** Start INPUT **
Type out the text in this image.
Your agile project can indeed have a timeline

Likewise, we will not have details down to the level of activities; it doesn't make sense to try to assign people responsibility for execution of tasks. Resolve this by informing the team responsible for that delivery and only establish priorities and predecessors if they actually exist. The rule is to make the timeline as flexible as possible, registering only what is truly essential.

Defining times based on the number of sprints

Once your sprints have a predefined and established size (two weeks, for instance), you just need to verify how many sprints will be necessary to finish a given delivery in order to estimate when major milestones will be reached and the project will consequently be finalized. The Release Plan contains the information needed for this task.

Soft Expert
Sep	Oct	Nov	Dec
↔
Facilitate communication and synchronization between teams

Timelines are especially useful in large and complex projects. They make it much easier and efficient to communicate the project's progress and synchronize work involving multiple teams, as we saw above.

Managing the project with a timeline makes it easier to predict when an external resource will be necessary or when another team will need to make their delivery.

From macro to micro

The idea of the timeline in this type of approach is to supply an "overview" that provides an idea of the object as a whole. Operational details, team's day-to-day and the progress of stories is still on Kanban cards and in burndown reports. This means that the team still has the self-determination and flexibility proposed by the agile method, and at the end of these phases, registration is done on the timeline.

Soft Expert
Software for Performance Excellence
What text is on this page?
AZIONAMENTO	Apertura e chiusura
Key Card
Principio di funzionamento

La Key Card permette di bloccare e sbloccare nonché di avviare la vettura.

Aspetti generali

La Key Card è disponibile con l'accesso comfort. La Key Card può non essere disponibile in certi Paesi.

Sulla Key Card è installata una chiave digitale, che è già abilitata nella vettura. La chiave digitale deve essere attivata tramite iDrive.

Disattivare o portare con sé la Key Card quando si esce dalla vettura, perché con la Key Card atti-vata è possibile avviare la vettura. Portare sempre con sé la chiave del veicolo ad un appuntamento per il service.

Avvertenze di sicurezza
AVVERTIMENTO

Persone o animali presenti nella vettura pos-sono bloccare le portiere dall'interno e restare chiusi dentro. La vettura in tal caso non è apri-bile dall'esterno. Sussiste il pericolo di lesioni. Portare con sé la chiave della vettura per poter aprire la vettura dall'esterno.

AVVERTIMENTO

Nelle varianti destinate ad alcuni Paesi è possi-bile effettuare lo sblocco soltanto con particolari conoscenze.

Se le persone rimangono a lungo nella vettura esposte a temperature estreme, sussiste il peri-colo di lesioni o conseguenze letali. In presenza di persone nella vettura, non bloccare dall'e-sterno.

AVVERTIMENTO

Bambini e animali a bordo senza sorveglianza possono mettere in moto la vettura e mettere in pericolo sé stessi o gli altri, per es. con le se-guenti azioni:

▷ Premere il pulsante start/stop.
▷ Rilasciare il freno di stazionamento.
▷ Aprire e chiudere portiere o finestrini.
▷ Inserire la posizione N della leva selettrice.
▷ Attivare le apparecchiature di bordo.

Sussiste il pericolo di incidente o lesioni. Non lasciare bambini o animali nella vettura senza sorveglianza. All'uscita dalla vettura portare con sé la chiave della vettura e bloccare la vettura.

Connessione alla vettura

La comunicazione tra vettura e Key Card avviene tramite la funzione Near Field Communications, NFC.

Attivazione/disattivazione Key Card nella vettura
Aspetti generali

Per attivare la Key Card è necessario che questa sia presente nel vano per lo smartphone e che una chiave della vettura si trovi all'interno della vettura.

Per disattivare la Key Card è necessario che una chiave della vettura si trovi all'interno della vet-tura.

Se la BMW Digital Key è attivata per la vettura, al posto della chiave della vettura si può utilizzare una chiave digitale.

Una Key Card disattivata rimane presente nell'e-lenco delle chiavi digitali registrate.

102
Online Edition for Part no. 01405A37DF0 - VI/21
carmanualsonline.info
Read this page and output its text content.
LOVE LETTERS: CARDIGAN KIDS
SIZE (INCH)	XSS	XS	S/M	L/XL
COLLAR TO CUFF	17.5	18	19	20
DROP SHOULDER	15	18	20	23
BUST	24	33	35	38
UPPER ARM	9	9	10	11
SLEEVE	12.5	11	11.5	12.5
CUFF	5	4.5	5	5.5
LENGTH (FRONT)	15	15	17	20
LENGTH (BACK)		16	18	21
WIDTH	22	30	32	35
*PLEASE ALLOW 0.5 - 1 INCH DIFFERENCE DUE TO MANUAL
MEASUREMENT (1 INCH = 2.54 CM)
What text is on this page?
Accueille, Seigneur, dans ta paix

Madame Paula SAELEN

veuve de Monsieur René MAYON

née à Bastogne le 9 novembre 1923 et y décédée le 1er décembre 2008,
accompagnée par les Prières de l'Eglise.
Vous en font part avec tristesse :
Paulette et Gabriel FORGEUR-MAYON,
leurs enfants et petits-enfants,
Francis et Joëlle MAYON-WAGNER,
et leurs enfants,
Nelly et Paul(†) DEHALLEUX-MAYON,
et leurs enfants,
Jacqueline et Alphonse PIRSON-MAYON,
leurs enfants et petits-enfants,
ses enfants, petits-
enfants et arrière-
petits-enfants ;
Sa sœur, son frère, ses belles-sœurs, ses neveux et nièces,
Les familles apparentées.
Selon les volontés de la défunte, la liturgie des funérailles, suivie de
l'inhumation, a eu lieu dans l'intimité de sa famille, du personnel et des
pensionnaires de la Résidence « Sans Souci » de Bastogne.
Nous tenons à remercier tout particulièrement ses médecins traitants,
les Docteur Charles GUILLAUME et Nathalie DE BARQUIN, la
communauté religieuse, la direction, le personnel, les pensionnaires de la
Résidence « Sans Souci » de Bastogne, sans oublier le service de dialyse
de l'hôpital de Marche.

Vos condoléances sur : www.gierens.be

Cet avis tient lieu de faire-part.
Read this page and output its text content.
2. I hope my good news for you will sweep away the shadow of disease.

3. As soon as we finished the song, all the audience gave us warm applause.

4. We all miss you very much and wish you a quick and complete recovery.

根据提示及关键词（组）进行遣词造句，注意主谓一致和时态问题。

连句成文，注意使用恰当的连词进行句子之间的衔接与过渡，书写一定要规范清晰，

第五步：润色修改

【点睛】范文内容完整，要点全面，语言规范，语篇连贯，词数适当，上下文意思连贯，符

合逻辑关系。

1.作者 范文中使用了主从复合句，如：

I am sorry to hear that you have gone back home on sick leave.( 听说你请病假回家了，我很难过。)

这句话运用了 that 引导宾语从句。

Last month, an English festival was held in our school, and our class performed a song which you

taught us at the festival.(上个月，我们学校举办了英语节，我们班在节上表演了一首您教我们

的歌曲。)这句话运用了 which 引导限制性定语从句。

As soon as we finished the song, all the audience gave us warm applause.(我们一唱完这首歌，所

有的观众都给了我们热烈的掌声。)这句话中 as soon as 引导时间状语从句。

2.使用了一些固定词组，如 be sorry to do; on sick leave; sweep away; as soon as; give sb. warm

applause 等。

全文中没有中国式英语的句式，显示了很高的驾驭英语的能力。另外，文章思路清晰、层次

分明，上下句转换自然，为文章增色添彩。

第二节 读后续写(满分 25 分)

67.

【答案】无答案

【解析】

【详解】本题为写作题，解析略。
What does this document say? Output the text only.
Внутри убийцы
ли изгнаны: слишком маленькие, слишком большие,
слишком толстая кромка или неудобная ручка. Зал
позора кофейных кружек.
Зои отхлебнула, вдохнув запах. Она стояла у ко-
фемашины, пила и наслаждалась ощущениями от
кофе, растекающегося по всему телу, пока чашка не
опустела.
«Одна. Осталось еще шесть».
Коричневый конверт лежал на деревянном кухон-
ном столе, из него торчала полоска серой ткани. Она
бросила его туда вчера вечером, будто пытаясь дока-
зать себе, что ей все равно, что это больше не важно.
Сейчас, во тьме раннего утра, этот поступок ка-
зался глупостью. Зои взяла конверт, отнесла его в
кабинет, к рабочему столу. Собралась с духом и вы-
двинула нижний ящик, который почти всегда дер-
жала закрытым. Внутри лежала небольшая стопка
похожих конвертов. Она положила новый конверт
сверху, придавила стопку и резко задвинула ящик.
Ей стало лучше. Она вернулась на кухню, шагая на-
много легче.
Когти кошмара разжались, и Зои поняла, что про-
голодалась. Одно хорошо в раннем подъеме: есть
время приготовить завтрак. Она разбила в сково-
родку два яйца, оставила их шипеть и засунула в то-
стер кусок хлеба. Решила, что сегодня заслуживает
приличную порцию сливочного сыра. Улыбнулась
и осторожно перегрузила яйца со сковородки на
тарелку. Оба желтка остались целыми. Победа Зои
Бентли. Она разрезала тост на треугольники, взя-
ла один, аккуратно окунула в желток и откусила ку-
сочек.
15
** End INPUT **
Of the lines in the records, determine how many contain the word "warm", and report that number alone.

3